Every entry must be echoed exactly.

● **DATA EXCERPTS**
►

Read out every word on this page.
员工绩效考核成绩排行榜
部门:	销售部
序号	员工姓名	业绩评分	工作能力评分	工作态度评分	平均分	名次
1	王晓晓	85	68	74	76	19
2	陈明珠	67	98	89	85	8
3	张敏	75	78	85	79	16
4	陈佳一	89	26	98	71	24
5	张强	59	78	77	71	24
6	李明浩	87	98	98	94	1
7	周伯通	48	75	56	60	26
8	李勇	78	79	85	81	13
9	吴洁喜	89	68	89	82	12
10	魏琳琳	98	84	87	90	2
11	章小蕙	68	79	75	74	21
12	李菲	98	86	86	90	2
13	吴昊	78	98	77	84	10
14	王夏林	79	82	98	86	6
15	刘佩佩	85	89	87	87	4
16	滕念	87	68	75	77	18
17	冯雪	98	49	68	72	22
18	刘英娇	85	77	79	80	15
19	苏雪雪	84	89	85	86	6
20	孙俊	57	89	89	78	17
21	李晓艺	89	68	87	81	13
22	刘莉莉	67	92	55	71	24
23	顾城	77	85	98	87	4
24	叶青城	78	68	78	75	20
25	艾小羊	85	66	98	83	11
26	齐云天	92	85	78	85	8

◄

● **TASK ANSWER**
Read out every word on this page.
员工绩效考核成绩排行榜
部门:	销售部
序号	员工姓名	业绩评分	工作能力评分	工作态度评分	平均分	名次
1	王晓晓	85	68	74	76	19
2	陈明珠	67	98	89	85	8
3	张敏	75	78	85	79	16
4	陈佳一	89	26	98	71	24
5	张强	59	78	77	71	24
6	李明浩	87	98	98	94	1
7	周伯通	48	75	56	60	26
8	李勇	78	79	85	81	13
9	吴洁喜	89	68	89	82	12
10	魏琳琳	98	84	87	90	2
11	章小蕙	68	79	75	74	21
12	李菲	98	86	86	90	2
13	吴昊	78	98	77	84	10
14	王夏林	79	82	98	86	6
15	刘佩佩	85	89	87	87	4
16	滕念	87	68	75	77	18
17	冯雪	98	49	68	72	22
18	刘英娇	85	77	79	80	15
19	苏雪雪	84	89	85	86	6
20	孙俊	57	89	89	78	17
21	李晓艺	89	68	87	81	13
22	刘莉莉	67	92	55	71	24
23	顾城	77	85	98	87	4
24	叶青城	78	68	78	75	20
25	艾小羊	85	66	98	83	11
26	齐云天	92	85	78	85	8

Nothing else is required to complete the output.